[Source records]

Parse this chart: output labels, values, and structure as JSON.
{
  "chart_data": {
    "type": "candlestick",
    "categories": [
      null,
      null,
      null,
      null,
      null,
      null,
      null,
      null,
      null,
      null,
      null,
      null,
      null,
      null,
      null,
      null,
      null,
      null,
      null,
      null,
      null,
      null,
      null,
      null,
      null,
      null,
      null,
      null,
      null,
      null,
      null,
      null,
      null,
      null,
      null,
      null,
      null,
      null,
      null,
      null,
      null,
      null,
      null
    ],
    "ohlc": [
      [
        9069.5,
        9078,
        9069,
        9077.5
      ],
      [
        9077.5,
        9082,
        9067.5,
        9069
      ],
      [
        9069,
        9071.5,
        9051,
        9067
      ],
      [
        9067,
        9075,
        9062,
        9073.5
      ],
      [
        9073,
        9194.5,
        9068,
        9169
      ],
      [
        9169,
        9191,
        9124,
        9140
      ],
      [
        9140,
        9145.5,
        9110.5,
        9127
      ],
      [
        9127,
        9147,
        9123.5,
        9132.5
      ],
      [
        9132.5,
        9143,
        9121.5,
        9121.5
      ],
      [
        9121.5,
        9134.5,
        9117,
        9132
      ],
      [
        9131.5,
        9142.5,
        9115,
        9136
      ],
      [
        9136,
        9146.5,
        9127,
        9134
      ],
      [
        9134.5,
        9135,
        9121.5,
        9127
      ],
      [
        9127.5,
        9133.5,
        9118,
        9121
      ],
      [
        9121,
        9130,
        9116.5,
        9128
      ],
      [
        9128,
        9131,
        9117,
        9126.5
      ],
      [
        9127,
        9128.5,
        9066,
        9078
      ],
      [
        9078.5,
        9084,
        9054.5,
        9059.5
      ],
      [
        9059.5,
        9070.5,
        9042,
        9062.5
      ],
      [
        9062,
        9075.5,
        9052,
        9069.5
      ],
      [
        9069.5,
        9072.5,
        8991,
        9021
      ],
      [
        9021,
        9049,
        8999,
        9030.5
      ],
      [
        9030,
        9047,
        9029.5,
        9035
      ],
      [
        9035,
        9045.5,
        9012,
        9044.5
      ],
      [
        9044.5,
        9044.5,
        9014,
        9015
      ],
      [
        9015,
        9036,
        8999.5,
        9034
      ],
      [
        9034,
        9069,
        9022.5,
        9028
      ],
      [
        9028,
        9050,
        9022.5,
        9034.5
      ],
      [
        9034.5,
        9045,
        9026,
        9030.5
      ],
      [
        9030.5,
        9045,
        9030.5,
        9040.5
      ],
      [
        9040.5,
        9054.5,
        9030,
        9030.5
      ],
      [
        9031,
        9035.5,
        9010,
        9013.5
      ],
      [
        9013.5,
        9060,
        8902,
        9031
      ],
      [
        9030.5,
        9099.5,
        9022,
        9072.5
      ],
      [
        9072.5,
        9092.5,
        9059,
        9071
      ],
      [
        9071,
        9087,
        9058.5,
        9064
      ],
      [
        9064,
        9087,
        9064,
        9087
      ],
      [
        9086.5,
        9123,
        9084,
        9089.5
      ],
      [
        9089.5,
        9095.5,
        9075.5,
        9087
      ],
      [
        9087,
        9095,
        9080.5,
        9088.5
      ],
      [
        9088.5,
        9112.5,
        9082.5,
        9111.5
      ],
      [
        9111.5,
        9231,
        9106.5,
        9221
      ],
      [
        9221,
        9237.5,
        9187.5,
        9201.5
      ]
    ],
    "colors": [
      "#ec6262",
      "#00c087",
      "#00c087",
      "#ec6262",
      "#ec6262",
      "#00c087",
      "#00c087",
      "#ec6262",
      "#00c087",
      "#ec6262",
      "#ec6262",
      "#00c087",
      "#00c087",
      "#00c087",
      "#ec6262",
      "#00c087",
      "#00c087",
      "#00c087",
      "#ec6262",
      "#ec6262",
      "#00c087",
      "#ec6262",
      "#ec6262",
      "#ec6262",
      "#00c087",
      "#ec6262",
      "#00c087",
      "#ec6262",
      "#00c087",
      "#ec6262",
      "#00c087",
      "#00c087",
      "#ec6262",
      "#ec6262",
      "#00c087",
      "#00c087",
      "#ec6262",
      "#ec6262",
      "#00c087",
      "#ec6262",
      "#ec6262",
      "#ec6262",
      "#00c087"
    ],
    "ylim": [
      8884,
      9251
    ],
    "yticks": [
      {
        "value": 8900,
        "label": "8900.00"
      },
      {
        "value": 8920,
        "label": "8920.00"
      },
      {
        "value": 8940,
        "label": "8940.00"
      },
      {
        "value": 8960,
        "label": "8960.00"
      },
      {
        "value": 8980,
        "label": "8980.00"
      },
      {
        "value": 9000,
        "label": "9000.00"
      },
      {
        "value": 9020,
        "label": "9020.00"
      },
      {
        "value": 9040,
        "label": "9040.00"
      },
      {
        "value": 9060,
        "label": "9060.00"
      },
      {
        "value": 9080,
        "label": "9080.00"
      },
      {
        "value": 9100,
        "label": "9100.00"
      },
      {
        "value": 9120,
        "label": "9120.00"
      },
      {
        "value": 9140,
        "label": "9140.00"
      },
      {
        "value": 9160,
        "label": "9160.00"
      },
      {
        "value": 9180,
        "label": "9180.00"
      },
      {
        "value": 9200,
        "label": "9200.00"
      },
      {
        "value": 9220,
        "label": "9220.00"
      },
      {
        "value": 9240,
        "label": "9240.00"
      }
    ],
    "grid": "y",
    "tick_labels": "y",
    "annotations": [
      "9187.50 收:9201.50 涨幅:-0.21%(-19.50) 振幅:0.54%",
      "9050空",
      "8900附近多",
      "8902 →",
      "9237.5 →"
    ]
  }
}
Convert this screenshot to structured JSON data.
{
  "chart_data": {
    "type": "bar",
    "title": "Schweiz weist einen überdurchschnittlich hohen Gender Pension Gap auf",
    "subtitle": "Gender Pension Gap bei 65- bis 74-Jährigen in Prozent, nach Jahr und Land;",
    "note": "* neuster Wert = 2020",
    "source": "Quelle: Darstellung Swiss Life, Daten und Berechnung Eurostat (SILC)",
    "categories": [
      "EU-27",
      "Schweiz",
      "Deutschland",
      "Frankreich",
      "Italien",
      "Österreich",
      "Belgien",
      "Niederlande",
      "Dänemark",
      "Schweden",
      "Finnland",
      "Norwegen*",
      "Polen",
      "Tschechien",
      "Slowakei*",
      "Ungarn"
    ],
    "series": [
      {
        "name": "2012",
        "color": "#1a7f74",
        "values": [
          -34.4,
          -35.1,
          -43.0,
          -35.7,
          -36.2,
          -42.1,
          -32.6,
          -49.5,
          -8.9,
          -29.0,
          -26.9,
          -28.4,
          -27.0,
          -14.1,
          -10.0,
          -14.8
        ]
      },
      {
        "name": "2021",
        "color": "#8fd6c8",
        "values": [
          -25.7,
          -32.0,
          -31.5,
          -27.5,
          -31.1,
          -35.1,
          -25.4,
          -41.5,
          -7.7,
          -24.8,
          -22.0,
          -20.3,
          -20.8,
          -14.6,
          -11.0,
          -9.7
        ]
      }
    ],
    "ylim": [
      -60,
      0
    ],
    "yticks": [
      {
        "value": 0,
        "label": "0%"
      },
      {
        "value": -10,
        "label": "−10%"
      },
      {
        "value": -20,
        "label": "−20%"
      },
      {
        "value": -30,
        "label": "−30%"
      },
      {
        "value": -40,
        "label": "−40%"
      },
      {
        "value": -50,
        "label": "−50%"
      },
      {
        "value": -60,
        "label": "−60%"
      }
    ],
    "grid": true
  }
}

## Requirements
Every entry above needs to be quoted exactly.

## The answer
Parse this chart: output labels, values, and structure as JSON.
{
  "chart_data": {
    "type": "candlestick",
    "categories": [
      null,
      null,
      null,
      null,
      null,
      null,
      null,
      null,
      null,
      null,
      null,
      null,
      null,
      null,
      null,
      null,
      null,
      null,
      null,
      null,
      null,
      null,
      null,
      null,
      null,
      null,
      null,
      null,
      null,
      null,
      null,
      null,
      null,
      null,
      null,
      null,
      null,
      null,
      null,
      null,
      null,
      null,
      null
    ],
    "ohlc": [
      [
        9069.5,
        9078,
        9069,
        9077.5
      ],
      [
        9077.5,
        9082,
        9067.5,
        9069
      ],
      [
        9069,
        9071.5,
        9051,
        9067
      ],
      [
        9067,
        9075,
        9062,
        9073.5
      ],
      [
        9073,
        9194.5,
        9068,
        9169
      ],
      [
        9169,
        9191,
        9124,
        9140
      ],
      [
        9140,
        9145.5,
        9110.5,
        9127
      ],
      [
        9127,
        9147,
        9123.5,
        9132.5
      ],
      [
        9132.5,
        9143,
        9121.5,
        9121.5
      ],
      [
        9121.5,
        9134.5,
        9117,
        9132
      ],
      [
        9131.5,
        9142.5,
        9115,
        9136
      ],
      [
        9136,
        9146.5,
        9127,
        9134
      ],
      [
        9134.5,
        9135,
        9121.5,
        9127
      ],
      [
        9127.5,
        9133.5,
        9118,
        9121
      ],
      [
        9121,
        9130,
        9116.5,
        9128
      ],
      [
        9128,
        9131,
        9117,
        9126.5
      ],
      [
        9127,
        9128.5,
        9066,
        9078
      ],
      [
        9078.5,
        9084,
        9054.5,
        9059.5
      ],
      [
        9059.5,
        9070.5,
        9042,
        9062.5
      ],
      [
        9062,
        9075.5,
        9052,
        9069.5
      ],
      [
        9069.5,
        9072.5,
        8991,
        9021
      ],
      [
        9021,
        9049,
        8999,
        9030.5
      ],
      [
        9030,
        9047,
        9029.5,
        9035
      ],
      [
        9035,
        9045.5,
        9012,
        9044.5
      ],
      [
        9044.5,
        9044.5,
        9014,
        9015
      ],
      [
        9015,
        9036,
        8999.5,
        9034
      ],
      [
        9034,
        9069,
        9022.5,
        9028
      ],
      [
        9028,
        9050,
        9022.5,
        9034.5
      ],
      [
        9034.5,
        9045,
        9026,
        9030.5
      ],
      [
        9030.5,
        9045,
        9030.5,
        9040.5
      ],
      [
        9040.5,
        9054.5,
        9030,
        9030.5
      ],
      [
        9031,
        9035.5,
        9010,
        9013.5
      ],
      [
        9013.5,
        9060,
        8902,
        9031
      ],
      [
        9030.5,
        9099.5,
        9022,
        9072.5
      ],
      [
        9072.5,
        9092.5,
        9059,
        9071
      ],
      [
        9071,
        9087,
        9058.5,
        9064
      ],
      [
        9064,
        9087,
        9064,
        9087
      ],
      [
        9086.5,
        9123,
        9084,
        9089.5
      ],
      [
        9089.5,
        9095.5,
        9075.5,
        9087
      ],
      [
        9087,
        9095,
        9080.5,
        9088.5
      ],
      [
        9088.5,
        9112.5,
        9082.5,
        9111.5
      ],
      [
        9111.5,
        9231,
        9106.5,
        9221
      ],
      [
        9221,
        9237.5,
        9187.5,
        9201.5
      ]
    ],
    "colors": [
      "#ec6262",
      "#00c087",
      "#00c087",
      "#ec6262",
      "#ec6262",
      "#00c087",
      "#00c087",
      "#ec6262",
      "#00c087",
      "#ec6262",
      "#ec6262",
      "#00c087",
      "#00c087",
      "#00c087",
      "#ec6262",
      "#00c087",
      "#00c087",
      "#00c087",
      "#ec6262",
      "#ec6262",
      "#00c087",
      "#ec6262",
      "#ec6262",
      "#ec6262",
      "#00c087",
      "#ec6262",
      "#00c087",
      "#ec6262",
      "#00c087",
      "#ec6262",
      "#00c087",
      "#00c087",
      "#ec6262",
      "#ec6262",
      "#00c087",
      "#00c087",
      "#ec6262",
      "#ec6262",
      "#00c087",
      "#ec6262",
      "#ec6262",
      "#ec6262",
      "#00c087"
    ],
    "ylim": [
      8884,
      9251
    ],
    "yticks": [
      {
        "value": 8900,
        "label": "8900.00"
      },
      {
        "value": 8920,
        "label": "8920.00"
      },
      {
        "value": 8940,
        "label": "8940.00"
      },
      {
        "value": 8960,
        "label": "8960.00"
      },
      {
        "value": 8980,
        "label": "8980.00"
      },
      {
        "value": 9000,
        "label": "9000.00"
      },
      {
        "value": 9020,
        "label": "9020.00"
      },
      {
        "value": 9040,
        "label": "9040.00"
      },
      {
        "value": 9060,
        "label": "9060.00"
      },
      {
        "value": 9080,
        "label": "9080.00"
      },
      {
        "value": 9100,
        "label": "9100.00"
      },
      {
        "value": 9120,
        "label": "9120.00"
      },
      {
        "value": 9140,
        "label": "9140.00"
      },
      {
        "value": 9160,
        "label": "9160.00"
      },
      {
        "value": 9180,
        "label": "9180.00"
      },
      {
        "value": 9200,
        "label": "9200.00"
      },
      {
        "value": 9220,
        "label": "9220.00"
      },
      {
        "value": 9240,
        "label": "9240.00"
      }
    ],
    "grid": "y",
    "tick_labels": "y",
    "annotations": [
      "9187.50 收:9201.50 涨幅:-0.21%(-19.50) 振幅:0.54%",
      "9050空",
      "8900附近多",
      "8902 →",
      "9237.5 →"
    ]
  }
}
Convert this screenshot to structured JSON data.
{
  "chart_data": {
    "type": "bar",
    "title": "Schweiz weist einen überdurchschnittlich hohen Gender Pension Gap auf",
    "subtitle": "Gender Pension Gap bei 65- bis 74-Jährigen in Prozent, nach Jahr und Land;",
    "note": "* neuster Wert = 2020",
    "source": "Quelle: Darstellung Swiss Life, Daten und Berechnung Eurostat (SILC)",
    "categories": [
      "EU-27",
      "Schweiz",
      "Deutschland",
      "Frankreich",
      "Italien",
      "Österreich",
      "Belgien",
      "Niederlande",
      "Dänemark",
      "Schweden",
      "Finnland",
      "Norwegen*",
      "Polen",
      "Tschechien",
      "Slowakei*",
      "Ungarn"
    ],
    "series": [
      {
        "name": "2012",
        "color": "#1a7f74",
        "values": [
          -34.4,
          -35.1,
          -43.0,
          -35.7,
          -36.2,
          -42.1,
          -32.6,
          -49.5,
          -8.9,
          -29.0,
          -26.9,
          -28.4,
          -27.0,
          -14.1,
          -10.0,
          -14.8
        ]
      },
      {
        "name": "2021",
        "color": "#8fd6c8",
        "values": [
          -25.7,
          -32.0,
          -31.5,
          -27.5,
          -31.1,
          -35.1,
          -25.4,
          -41.5,
          -7.7,
          -24.8,
          -22.0,
          -20.3,
          -20.8,
          -14.6,
          -11.0,
          -9.7
        ]
      }
    ],
    "ylim": [
      -60,
      0
    ],
    "yticks": [
      {
        "value": 0,
        "label": "0%"
      },
      {
        "value": -10,
        "label": "−10%"
      },
      {
        "value": -20,
        "label": "−20%"
      },
      {
        "value": -30,
        "label": "−30%"
      },
      {
        "value": -40,
        "label": "−40%"
      },
      {
        "value": -50,
        "label": "−50%"
      },
      {
        "value": -60,
        "label": "−60%"
      }
    ],
    "grid": true
  }
}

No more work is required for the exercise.